• Work to be completed: Working from the line that contains "What's the underlying" down to the last line below, repeat each line exactly.

[Collected data entries]
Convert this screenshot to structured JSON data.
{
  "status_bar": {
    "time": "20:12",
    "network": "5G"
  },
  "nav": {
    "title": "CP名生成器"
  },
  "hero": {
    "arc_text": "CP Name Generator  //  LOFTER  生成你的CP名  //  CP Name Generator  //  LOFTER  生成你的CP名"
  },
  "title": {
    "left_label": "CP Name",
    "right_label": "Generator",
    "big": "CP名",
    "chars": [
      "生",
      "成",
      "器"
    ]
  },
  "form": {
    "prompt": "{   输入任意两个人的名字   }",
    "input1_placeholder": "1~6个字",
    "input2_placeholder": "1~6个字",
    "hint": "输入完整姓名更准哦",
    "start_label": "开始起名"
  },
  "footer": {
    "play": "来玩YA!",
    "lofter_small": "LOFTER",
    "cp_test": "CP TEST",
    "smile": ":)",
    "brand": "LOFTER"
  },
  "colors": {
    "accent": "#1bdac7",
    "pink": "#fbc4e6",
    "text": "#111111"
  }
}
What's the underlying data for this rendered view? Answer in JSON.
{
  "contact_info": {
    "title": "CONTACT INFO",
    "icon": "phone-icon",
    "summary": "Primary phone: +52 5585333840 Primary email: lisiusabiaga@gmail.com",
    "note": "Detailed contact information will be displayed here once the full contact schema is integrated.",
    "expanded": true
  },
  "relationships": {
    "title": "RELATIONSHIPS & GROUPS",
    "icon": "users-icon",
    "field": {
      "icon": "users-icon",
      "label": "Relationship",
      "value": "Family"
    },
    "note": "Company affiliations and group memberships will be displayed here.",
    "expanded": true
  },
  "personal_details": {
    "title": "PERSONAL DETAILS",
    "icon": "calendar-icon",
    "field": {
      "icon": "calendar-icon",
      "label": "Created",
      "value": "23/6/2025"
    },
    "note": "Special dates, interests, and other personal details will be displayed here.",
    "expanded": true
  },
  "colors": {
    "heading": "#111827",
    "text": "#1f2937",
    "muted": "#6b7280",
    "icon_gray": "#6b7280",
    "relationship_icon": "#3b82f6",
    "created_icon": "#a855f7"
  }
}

• Finished exercise:
What's the underlying data for this rendered view? Answer in JSON.
{
  "contact_info": {
    "title": "CONTACT INFO",
    "icon": "phone-icon",
    "summary": "Primary phone: +52 5585333840 Primary email: lisiusabiaga@gmail.com",
    "note": "Detailed contact information will be displayed here once the full contact schema is integrated.",
    "expanded": true
  },
  "relationships": {
    "title": "RELATIONSHIPS & GROUPS",
    "icon": "users-icon",
    "field": {
      "icon": "users-icon",
      "label": "Relationship",
      "value": "Family"
    },
    "note": "Company affiliations and group memberships will be displayed here.",
    "expanded": true
  },
  "personal_details": {
    "title": "PERSONAL DETAILS",
    "icon": "calendar-icon",
    "field": {
      "icon": "calendar-icon",
      "label": "Created",
      "value": "23/6/2025"
    },
    "note": "Special dates, interests, and other personal details will be displayed here.",
    "expanded": true
  },
  "colors": {
    "heading": "#111827",
    "text": "#1f2937",
    "muted": "#6b7280",
    "icon_gray": "#6b7280",
    "relationship_icon": "#3b82f6",
    "created_icon": "#a855f7"
  }
}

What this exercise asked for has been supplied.